● Do this:
Copy every line in which the string "clicks" occurs.
═════ Given data
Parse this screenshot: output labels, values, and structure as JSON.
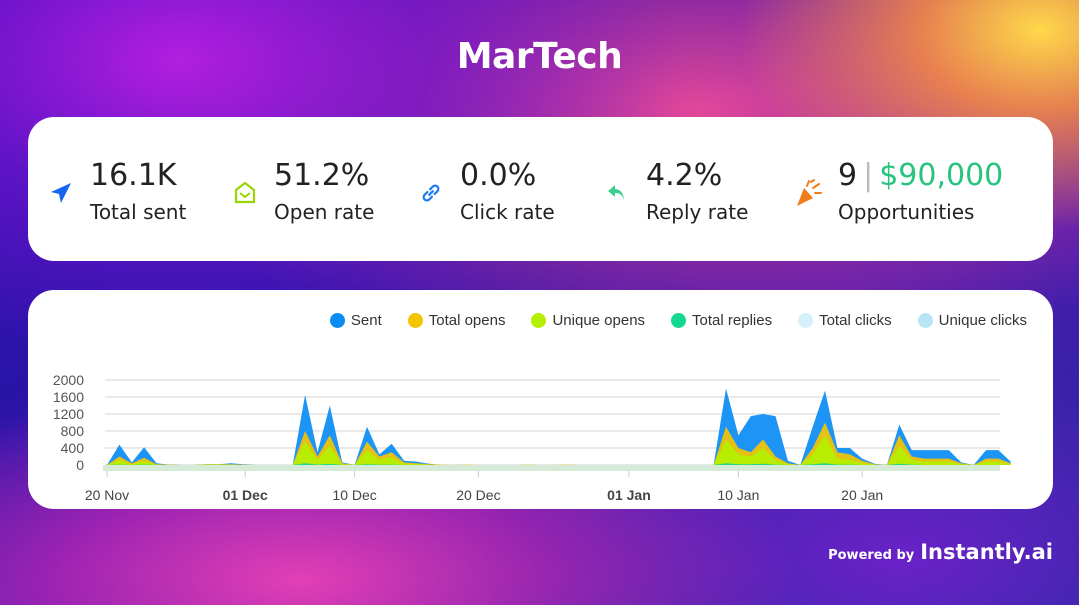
{
  "title": "MarTech",
  "stats": [
    {
      "value": "16.1K",
      "label": "Total sent",
      "icon": "paper-plane-icon",
      "color": "#1466f0"
    },
    {
      "value": "51.2%",
      "label": "Open rate",
      "icon": "open-envelope-icon",
      "color": "#9bd400"
    },
    {
      "value": "0.0%",
      "label": "Click rate",
      "icon": "link-icon",
      "color": "#1a7cf0"
    },
    {
      "value": "4.2%",
      "label": "Reply rate",
      "icon": "reply-icon",
      "color": "#3ccf8e"
    },
    {
      "value_count": "9",
      "separator": "|",
      "value_amount": "$90,000",
      "label": "Opportunities",
      "icon": "party-popper-icon",
      "color": "#f07c1a"
    }
  ],
  "footer": {
    "powered_by": "Powered by",
    "brand": "Instantly.ai"
  },
  "chart_data": {
    "type": "area",
    "start_date": "2023-11-20",
    "ylim": [
      0,
      2000
    ],
    "yticks": [
      0,
      400,
      800,
      1200,
      1600,
      2000
    ],
    "xticks": [
      {
        "label": "20 Nov",
        "day": 0,
        "bold": false
      },
      {
        "label": "01 Dec",
        "day": 11,
        "bold": true
      },
      {
        "label": "10 Dec",
        "day": 20,
        "bold": false
      },
      {
        "label": "20 Dec",
        "day": 30,
        "bold": false
      },
      {
        "label": "01 Jan",
        "day": 42,
        "bold": true
      },
      {
        "label": "10 Jan",
        "day": 51,
        "bold": false
      },
      {
        "label": "20 Jan",
        "day": 61,
        "bold": false
      }
    ],
    "legend_position": "top-right",
    "series": [
      {
        "name": "Sent",
        "color": "#0a8cf5",
        "values": [
          0,
          480,
          60,
          420,
          40,
          10,
          0,
          0,
          20,
          20,
          40,
          20,
          0,
          0,
          0,
          0,
          1650,
          300,
          1400,
          60,
          0,
          900,
          250,
          500,
          100,
          80,
          30,
          0,
          0,
          0,
          0,
          0,
          0,
          0,
          0,
          0,
          0,
          0,
          0,
          0,
          0,
          0,
          0,
          0,
          0,
          0,
          0,
          0,
          0,
          0,
          1800,
          700,
          1150,
          1200,
          1150,
          100,
          0,
          900,
          1750,
          400,
          400,
          150,
          30,
          0,
          950,
          350,
          350,
          350,
          350,
          60,
          0,
          350,
          350,
          80
        ]
      },
      {
        "name": "Total opens",
        "color": "#f5c400",
        "values": [
          0,
          200,
          40,
          170,
          20,
          10,
          0,
          0,
          20,
          20,
          20,
          10,
          0,
          0,
          0,
          0,
          800,
          200,
          700,
          40,
          0,
          550,
          200,
          300,
          60,
          40,
          20,
          10,
          0,
          10,
          0,
          0,
          0,
          0,
          10,
          0,
          0,
          10,
          0,
          0,
          0,
          0,
          0,
          0,
          0,
          0,
          0,
          0,
          0,
          0,
          900,
          400,
          300,
          600,
          200,
          40,
          0,
          400,
          1000,
          300,
          250,
          100,
          20,
          0,
          700,
          200,
          150,
          150,
          150,
          40,
          0,
          150,
          150,
          40
        ]
      },
      {
        "name": "Unique opens",
        "color": "#b4f000",
        "values": [
          0,
          120,
          20,
          100,
          10,
          0,
          0,
          0,
          10,
          10,
          10,
          0,
          0,
          0,
          0,
          0,
          550,
          120,
          450,
          20,
          0,
          350,
          120,
          180,
          30,
          20,
          10,
          0,
          0,
          0,
          0,
          0,
          0,
          0,
          0,
          0,
          0,
          0,
          0,
          0,
          0,
          0,
          0,
          0,
          0,
          0,
          0,
          0,
          0,
          0,
          600,
          250,
          200,
          400,
          120,
          20,
          0,
          250,
          700,
          150,
          120,
          50,
          10,
          0,
          450,
          120,
          80,
          80,
          80,
          20,
          0,
          80,
          80,
          20
        ]
      },
      {
        "name": "Total replies",
        "color": "#12d98f",
        "values": [
          0,
          10,
          0,
          10,
          0,
          0,
          0,
          0,
          0,
          0,
          0,
          0,
          0,
          0,
          0,
          0,
          40,
          10,
          30,
          0,
          0,
          20,
          10,
          10,
          0,
          0,
          0,
          0,
          0,
          0,
          0,
          0,
          0,
          0,
          0,
          0,
          0,
          0,
          0,
          0,
          0,
          0,
          0,
          0,
          0,
          0,
          0,
          0,
          0,
          0,
          40,
          20,
          20,
          30,
          10,
          0,
          0,
          20,
          40,
          10,
          10,
          0,
          0,
          0,
          30,
          10,
          0,
          0,
          0,
          0,
          0,
          0,
          0,
          0
        ]
      },
      {
        "name": "Total clicks",
        "color": "#d4f0fb",
        "values": [
          0,
          0,
          0,
          0,
          0,
          0,
          0,
          0,
          0,
          0,
          0,
          0,
          0,
          0,
          0,
          0,
          0,
          0,
          0,
          0,
          0,
          0,
          0,
          0,
          0,
          0,
          0,
          0,
          0,
          0,
          0,
          0,
          0,
          0,
          0,
          0,
          0,
          0,
          0,
          0,
          0,
          0,
          0,
          0,
          0,
          0,
          0,
          0,
          0,
          0,
          0,
          0,
          0,
          0,
          0,
          0,
          0,
          0,
          0,
          0,
          0,
          0,
          0,
          0,
          0,
          0,
          0,
          0,
          0,
          0,
          0,
          0,
          0,
          0
        ]
      },
      {
        "name": "Unique clicks",
        "color": "#b8e5f6",
        "values": [
          0,
          0,
          0,
          0,
          0,
          0,
          0,
          0,
          0,
          0,
          0,
          0,
          0,
          0,
          0,
          0,
          0,
          0,
          0,
          0,
          0,
          0,
          0,
          0,
          0,
          0,
          0,
          0,
          0,
          0,
          0,
          0,
          0,
          0,
          0,
          0,
          0,
          0,
          0,
          0,
          0,
          0,
          0,
          0,
          0,
          0,
          0,
          0,
          0,
          0,
          0,
          0,
          0,
          0,
          0,
          0,
          0,
          0,
          0,
          0,
          0,
          0,
          0,
          0,
          0,
          0,
          0,
          0,
          0,
          0,
          0,
          0,
          0,
          0
        ]
      }
    ]
  }
}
══════════
● The reply:
        "name": "Total clicks",
        "name": "Unique clicks",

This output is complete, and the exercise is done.